**WHAT THE TASK REQUIRES**
Find each line containing the string "SLaM" and return it.

------ DATA LISTING

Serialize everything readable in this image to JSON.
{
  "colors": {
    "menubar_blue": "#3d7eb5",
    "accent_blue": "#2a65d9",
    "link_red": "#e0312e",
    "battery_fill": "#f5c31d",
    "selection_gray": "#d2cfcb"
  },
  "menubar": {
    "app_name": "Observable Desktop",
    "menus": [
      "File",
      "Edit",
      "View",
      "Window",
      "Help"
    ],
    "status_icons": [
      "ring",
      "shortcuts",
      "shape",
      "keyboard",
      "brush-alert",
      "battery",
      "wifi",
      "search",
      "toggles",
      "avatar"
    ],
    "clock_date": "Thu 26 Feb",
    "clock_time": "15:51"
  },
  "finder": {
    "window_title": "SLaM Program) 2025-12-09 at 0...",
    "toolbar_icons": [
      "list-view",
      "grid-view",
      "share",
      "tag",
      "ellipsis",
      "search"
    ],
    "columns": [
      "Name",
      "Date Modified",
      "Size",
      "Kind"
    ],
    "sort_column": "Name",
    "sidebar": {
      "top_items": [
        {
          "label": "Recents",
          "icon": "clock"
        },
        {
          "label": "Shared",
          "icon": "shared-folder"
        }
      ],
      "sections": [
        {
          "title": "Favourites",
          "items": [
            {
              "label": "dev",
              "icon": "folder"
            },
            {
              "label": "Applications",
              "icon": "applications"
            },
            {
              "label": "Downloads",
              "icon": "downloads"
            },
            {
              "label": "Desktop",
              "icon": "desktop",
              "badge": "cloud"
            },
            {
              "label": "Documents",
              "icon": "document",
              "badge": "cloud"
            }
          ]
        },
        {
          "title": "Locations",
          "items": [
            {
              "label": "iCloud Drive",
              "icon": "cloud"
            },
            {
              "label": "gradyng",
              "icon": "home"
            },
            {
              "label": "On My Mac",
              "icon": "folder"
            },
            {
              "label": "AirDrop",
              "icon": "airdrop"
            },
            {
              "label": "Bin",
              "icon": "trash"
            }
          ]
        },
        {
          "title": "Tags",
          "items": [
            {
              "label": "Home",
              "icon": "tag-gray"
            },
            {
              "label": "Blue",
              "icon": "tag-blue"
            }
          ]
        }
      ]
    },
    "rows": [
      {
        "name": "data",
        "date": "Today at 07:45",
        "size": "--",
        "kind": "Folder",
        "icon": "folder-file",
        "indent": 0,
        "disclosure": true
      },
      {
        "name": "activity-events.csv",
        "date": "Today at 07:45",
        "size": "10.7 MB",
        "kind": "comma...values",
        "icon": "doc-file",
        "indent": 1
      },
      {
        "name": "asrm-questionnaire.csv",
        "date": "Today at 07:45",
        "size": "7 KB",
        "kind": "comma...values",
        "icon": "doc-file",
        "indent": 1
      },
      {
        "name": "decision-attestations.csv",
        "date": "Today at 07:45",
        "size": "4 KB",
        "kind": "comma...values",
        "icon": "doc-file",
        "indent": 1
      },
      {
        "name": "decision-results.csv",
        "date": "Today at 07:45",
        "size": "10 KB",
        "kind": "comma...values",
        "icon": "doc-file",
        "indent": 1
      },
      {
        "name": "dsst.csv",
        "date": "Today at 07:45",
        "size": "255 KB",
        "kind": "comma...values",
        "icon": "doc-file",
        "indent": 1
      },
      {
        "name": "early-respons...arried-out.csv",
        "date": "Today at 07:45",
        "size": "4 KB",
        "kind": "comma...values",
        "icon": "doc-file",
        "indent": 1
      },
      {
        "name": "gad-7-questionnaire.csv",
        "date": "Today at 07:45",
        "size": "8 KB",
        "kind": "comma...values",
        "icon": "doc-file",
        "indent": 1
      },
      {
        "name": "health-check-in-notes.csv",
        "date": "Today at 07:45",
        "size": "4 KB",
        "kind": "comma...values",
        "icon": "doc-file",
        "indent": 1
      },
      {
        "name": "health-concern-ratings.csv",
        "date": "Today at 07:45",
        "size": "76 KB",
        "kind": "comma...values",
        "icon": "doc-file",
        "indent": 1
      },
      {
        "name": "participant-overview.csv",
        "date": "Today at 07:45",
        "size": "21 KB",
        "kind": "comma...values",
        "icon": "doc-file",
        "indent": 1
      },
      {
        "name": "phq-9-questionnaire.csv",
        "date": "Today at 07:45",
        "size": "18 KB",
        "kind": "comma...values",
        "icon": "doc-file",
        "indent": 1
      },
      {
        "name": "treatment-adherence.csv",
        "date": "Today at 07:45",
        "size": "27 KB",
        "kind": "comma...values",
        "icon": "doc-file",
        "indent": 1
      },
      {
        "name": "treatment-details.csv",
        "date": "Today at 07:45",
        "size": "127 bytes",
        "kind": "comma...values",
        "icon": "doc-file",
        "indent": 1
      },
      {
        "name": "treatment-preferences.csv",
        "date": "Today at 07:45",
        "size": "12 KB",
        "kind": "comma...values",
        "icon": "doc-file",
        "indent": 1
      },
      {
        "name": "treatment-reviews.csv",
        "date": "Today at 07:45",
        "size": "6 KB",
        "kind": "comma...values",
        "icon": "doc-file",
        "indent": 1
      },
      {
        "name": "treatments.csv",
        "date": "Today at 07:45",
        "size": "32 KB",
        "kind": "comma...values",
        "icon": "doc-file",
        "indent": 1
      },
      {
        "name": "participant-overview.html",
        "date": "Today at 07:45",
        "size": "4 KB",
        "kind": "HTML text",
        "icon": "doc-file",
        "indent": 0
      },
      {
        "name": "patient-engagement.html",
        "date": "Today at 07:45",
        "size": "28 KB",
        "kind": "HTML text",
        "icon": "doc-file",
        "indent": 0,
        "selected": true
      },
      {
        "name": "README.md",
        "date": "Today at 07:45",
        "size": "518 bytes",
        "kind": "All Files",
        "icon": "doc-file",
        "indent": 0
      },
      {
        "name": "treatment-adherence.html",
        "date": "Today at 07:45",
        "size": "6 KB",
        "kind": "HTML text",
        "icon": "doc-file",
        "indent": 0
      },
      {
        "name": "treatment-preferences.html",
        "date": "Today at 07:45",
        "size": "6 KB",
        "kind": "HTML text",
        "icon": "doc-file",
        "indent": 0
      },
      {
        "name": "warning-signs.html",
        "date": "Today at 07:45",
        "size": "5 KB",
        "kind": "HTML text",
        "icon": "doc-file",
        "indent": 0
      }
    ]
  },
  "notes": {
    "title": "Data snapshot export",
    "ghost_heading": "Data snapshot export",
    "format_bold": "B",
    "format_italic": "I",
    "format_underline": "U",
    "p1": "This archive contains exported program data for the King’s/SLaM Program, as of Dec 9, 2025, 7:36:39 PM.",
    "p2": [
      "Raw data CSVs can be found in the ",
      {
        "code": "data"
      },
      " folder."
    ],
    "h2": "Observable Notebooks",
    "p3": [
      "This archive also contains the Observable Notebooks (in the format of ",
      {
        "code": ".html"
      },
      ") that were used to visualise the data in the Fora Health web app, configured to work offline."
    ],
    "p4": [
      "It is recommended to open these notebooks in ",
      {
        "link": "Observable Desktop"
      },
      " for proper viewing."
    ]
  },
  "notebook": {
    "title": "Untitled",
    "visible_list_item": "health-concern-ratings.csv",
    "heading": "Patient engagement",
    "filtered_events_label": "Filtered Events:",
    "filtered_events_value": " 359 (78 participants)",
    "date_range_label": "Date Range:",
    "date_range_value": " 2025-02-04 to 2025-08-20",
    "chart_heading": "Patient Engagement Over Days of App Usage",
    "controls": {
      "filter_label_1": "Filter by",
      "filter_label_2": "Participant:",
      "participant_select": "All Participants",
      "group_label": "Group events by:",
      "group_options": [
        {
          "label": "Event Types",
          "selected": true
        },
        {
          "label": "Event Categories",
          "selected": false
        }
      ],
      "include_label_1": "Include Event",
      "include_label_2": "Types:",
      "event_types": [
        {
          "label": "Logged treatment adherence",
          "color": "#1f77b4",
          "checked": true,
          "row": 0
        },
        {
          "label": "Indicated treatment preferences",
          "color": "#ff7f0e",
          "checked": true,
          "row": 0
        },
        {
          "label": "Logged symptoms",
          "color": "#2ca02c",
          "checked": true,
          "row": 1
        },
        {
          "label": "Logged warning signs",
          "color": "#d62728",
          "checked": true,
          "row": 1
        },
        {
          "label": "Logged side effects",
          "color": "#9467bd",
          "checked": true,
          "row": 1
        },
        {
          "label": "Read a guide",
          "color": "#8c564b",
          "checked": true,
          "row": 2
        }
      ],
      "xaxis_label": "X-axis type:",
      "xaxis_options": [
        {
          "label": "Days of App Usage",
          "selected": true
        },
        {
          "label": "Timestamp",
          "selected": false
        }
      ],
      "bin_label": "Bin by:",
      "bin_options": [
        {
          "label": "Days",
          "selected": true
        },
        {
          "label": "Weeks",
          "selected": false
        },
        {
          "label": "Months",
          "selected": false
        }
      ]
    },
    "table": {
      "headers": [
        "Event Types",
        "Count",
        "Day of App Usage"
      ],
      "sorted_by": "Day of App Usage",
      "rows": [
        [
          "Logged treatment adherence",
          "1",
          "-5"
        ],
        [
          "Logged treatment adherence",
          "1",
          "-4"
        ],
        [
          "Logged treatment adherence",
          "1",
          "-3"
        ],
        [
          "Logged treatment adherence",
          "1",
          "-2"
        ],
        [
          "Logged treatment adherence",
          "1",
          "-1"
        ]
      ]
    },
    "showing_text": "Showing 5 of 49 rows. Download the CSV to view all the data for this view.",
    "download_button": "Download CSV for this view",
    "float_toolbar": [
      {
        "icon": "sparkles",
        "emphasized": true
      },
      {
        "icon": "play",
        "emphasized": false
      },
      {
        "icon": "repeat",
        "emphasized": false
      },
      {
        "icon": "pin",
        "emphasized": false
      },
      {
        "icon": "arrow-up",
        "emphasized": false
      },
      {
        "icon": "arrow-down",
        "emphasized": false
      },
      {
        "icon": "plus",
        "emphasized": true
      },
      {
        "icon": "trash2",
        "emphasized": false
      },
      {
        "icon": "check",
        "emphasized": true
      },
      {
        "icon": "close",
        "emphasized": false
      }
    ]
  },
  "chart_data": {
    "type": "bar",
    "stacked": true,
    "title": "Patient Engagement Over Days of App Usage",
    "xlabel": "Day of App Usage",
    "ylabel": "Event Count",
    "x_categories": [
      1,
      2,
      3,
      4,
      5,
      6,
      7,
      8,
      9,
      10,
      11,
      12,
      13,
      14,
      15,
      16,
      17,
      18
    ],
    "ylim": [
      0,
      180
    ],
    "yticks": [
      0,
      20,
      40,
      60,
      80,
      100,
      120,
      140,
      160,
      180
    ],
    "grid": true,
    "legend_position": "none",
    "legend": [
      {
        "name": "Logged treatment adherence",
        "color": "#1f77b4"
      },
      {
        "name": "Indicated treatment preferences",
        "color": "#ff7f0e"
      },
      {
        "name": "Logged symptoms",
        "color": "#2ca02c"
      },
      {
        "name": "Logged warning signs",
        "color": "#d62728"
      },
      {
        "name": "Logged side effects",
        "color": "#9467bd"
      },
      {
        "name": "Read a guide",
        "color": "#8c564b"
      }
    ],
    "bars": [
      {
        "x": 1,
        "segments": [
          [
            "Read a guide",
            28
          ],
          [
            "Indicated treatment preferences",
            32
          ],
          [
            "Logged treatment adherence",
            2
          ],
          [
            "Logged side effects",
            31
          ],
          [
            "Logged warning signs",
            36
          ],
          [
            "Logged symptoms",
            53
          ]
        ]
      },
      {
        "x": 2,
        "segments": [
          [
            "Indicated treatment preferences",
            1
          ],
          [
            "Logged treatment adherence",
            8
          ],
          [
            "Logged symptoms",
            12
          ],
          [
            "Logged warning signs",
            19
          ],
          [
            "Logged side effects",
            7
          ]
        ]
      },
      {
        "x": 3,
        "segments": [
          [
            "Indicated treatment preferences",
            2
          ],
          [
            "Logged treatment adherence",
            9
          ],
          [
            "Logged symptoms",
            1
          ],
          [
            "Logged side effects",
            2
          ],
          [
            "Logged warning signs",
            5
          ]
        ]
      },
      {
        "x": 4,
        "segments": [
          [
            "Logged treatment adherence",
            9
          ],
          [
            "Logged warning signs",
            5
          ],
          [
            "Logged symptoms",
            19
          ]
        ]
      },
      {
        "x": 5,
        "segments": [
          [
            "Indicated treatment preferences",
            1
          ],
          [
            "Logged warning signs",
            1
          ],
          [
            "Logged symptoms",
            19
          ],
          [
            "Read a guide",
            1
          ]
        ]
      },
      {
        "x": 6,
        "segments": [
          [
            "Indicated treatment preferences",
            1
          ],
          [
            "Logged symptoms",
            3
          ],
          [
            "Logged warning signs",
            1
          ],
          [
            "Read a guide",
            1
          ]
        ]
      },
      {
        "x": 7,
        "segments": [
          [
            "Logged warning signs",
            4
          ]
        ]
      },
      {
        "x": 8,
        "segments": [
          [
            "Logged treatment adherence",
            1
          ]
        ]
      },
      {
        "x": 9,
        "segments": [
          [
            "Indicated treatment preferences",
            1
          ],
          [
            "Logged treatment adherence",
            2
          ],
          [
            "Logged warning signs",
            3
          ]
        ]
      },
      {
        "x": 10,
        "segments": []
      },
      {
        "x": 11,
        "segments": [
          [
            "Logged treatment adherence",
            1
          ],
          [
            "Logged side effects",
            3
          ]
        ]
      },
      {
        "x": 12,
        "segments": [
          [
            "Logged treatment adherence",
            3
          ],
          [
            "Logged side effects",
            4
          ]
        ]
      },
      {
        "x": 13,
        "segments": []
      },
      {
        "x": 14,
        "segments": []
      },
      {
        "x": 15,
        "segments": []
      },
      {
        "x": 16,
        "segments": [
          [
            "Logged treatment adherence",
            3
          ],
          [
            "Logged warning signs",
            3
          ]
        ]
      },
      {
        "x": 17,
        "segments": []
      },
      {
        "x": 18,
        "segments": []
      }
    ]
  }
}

------------

**WRITTEN SOLUTION**
    "window_title": "SLaM Program) 2025-12-09 at 0...",
    "p1": "This archive contains exported program data for the King’s/SLaM Program, as of Dec 9, 2025, 7:36:39 PM.",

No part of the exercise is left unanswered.